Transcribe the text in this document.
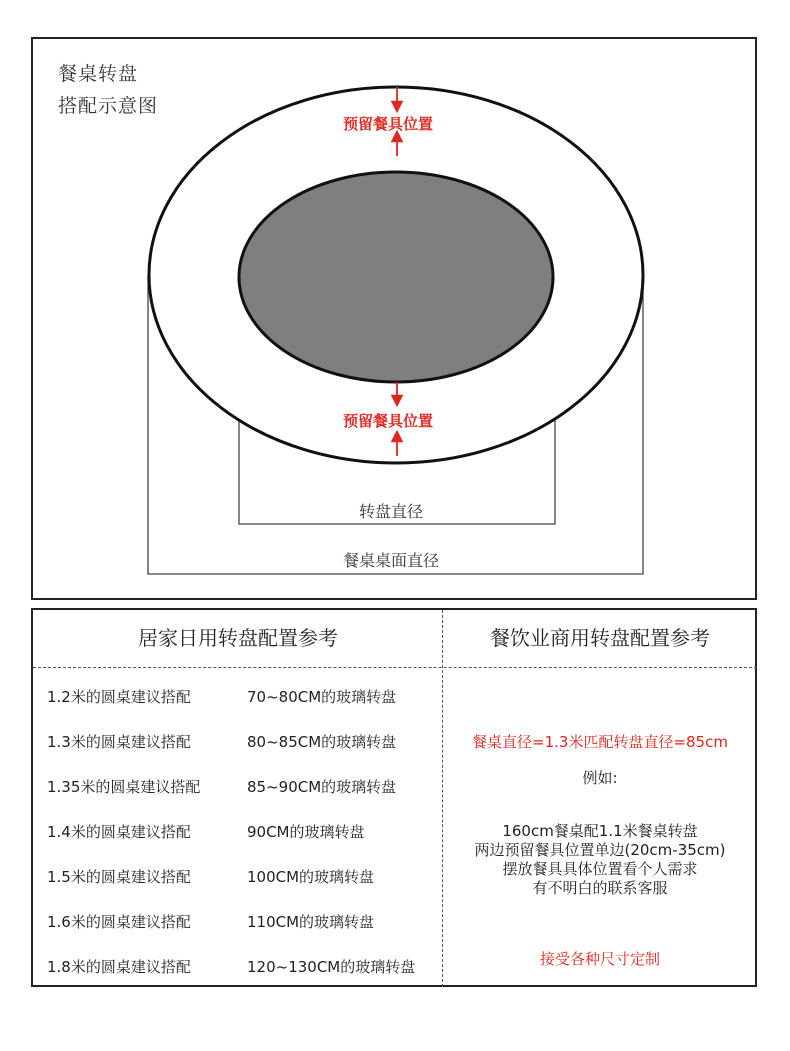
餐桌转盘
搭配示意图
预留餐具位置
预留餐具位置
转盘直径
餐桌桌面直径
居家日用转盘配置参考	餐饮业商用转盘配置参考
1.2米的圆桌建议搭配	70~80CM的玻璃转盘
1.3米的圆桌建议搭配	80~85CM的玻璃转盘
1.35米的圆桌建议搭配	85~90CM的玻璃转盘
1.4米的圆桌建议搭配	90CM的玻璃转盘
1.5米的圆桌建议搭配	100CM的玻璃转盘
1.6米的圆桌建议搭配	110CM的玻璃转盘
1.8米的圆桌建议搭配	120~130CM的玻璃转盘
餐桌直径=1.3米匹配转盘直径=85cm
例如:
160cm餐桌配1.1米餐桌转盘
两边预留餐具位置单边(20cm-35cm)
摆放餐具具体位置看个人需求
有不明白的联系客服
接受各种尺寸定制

---

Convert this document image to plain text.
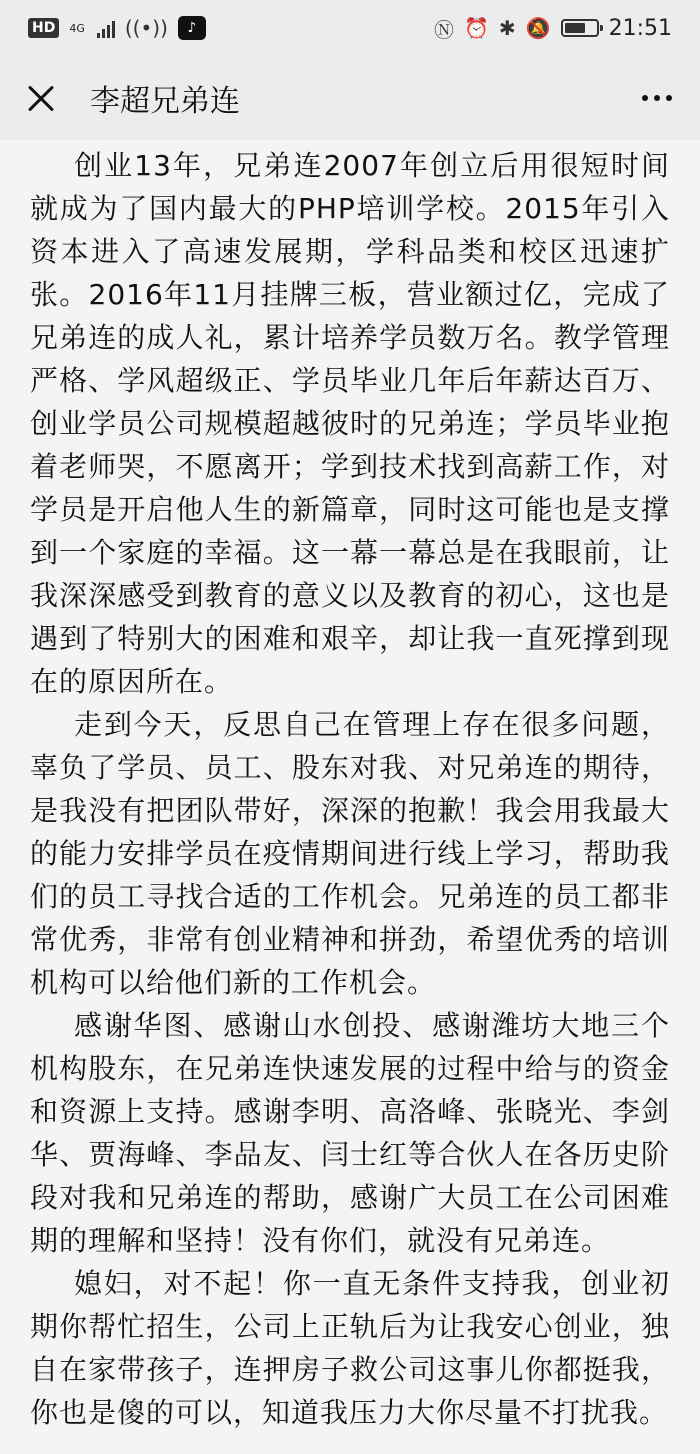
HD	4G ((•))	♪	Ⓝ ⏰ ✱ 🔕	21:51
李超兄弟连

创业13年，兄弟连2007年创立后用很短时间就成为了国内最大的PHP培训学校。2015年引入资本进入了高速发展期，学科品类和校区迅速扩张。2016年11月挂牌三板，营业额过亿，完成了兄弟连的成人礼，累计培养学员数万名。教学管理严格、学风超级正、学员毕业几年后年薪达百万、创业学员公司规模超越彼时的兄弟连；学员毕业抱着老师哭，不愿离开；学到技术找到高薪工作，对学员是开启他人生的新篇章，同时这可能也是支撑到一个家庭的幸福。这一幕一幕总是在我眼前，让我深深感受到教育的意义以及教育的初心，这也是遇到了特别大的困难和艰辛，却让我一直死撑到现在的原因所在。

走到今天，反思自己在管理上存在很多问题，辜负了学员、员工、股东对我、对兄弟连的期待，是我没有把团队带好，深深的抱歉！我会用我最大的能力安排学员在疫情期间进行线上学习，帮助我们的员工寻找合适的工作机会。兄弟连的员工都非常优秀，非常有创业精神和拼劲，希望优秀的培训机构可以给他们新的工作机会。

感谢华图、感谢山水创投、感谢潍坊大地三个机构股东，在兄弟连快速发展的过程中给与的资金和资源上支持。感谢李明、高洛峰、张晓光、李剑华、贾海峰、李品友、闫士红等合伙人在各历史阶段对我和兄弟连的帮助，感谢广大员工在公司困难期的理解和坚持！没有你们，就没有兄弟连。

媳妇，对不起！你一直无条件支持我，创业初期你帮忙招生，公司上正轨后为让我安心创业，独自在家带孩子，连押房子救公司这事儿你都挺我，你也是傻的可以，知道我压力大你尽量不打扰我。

■ Task instructions
Scan the entries above. Copy each line that has the string "this".

■ Output of the exercise
Transcribe the text in this document.
Convert this document image to plain text.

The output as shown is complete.